Part of a data file:
---------------

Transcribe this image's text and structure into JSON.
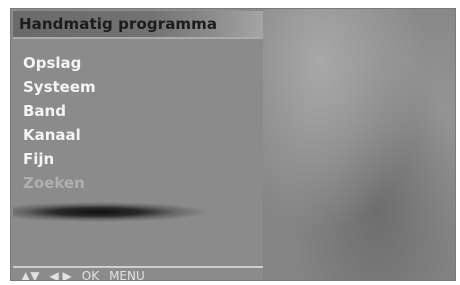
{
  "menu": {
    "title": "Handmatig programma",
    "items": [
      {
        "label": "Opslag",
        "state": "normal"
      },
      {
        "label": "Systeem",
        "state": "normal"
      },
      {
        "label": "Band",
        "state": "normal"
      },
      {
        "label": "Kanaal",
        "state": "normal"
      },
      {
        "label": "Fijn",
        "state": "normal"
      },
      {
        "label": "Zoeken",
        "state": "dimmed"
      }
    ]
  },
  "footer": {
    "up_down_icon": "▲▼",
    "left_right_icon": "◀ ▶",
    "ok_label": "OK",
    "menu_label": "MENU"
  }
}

---------------

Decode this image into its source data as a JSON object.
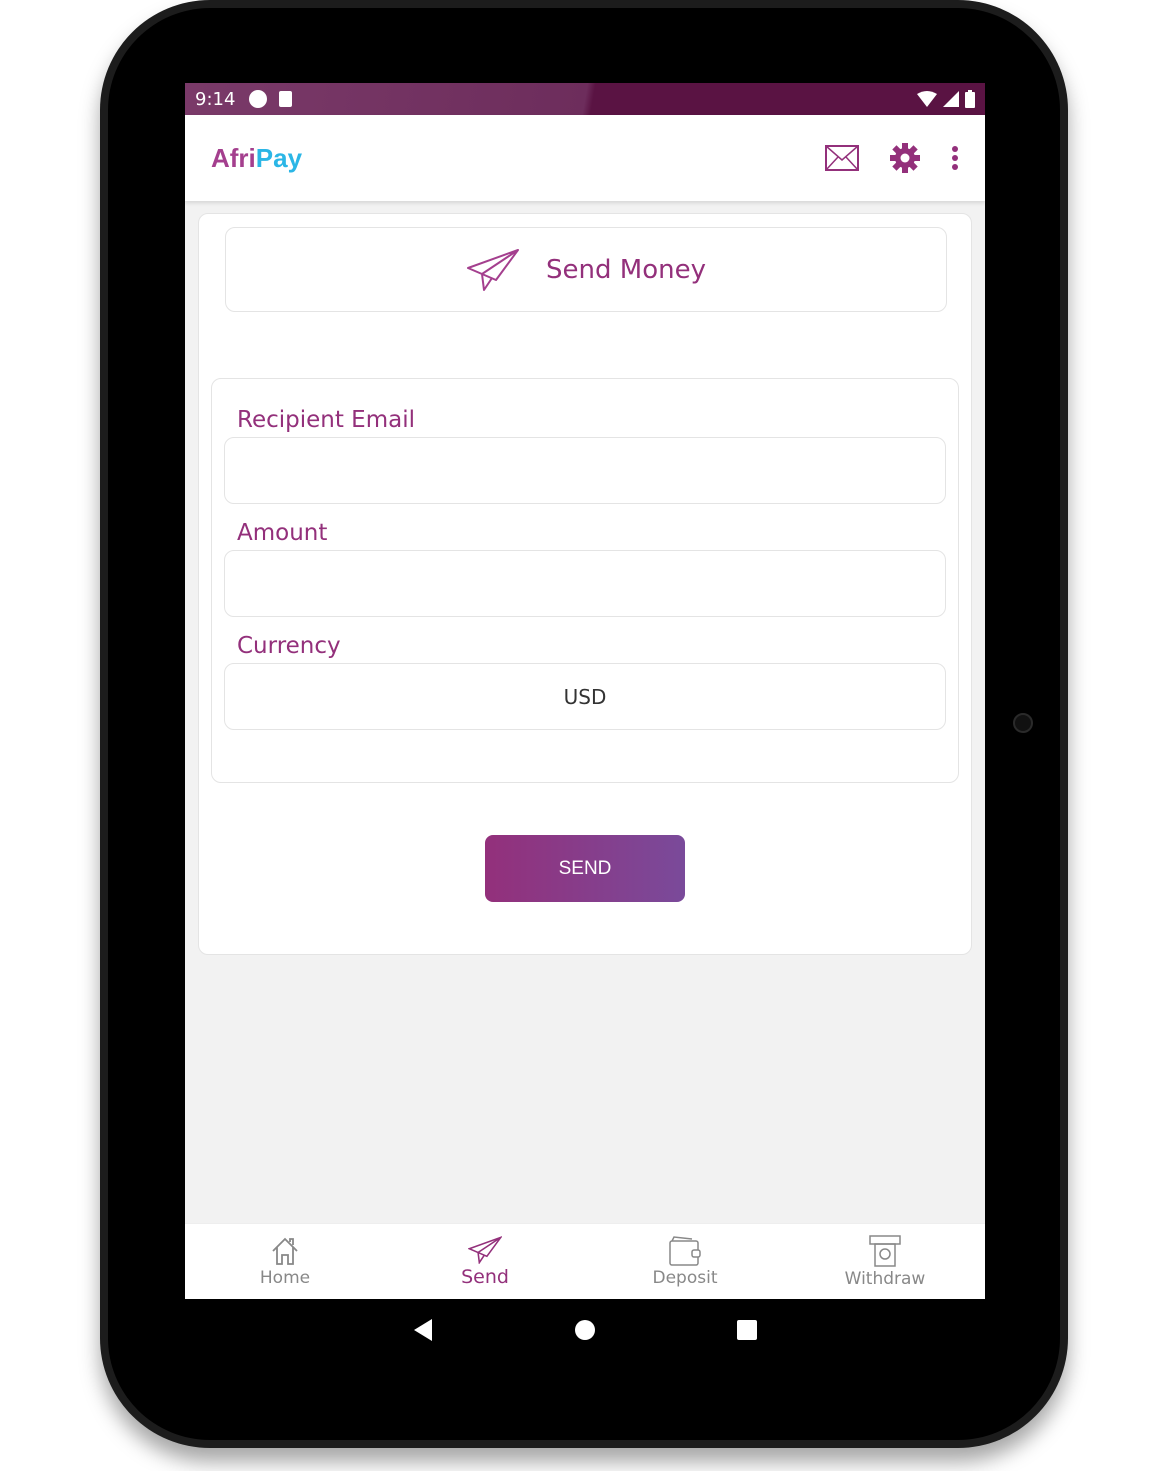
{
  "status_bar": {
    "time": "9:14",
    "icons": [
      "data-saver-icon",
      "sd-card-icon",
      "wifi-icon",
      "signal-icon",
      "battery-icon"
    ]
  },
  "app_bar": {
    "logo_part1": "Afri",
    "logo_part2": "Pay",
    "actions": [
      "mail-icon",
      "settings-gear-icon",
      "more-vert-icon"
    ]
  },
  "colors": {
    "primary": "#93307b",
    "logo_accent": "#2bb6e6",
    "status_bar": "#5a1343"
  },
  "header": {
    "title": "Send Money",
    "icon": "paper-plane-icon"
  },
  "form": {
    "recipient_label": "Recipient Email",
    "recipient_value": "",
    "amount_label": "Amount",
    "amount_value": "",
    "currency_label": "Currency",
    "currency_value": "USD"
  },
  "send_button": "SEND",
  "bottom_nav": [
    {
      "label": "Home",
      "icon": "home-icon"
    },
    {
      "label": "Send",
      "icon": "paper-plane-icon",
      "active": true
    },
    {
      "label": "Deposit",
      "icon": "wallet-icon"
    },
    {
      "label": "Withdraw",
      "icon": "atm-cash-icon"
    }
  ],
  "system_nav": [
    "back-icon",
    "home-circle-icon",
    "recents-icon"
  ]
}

---------------

WHAT THIS TASK INVOLVES >> Pick out each line in the material containing "image".

WORKED ANSWER >>
Transcribe this image's text and structure into JSON.
Decode this image into its source data as a JSON object.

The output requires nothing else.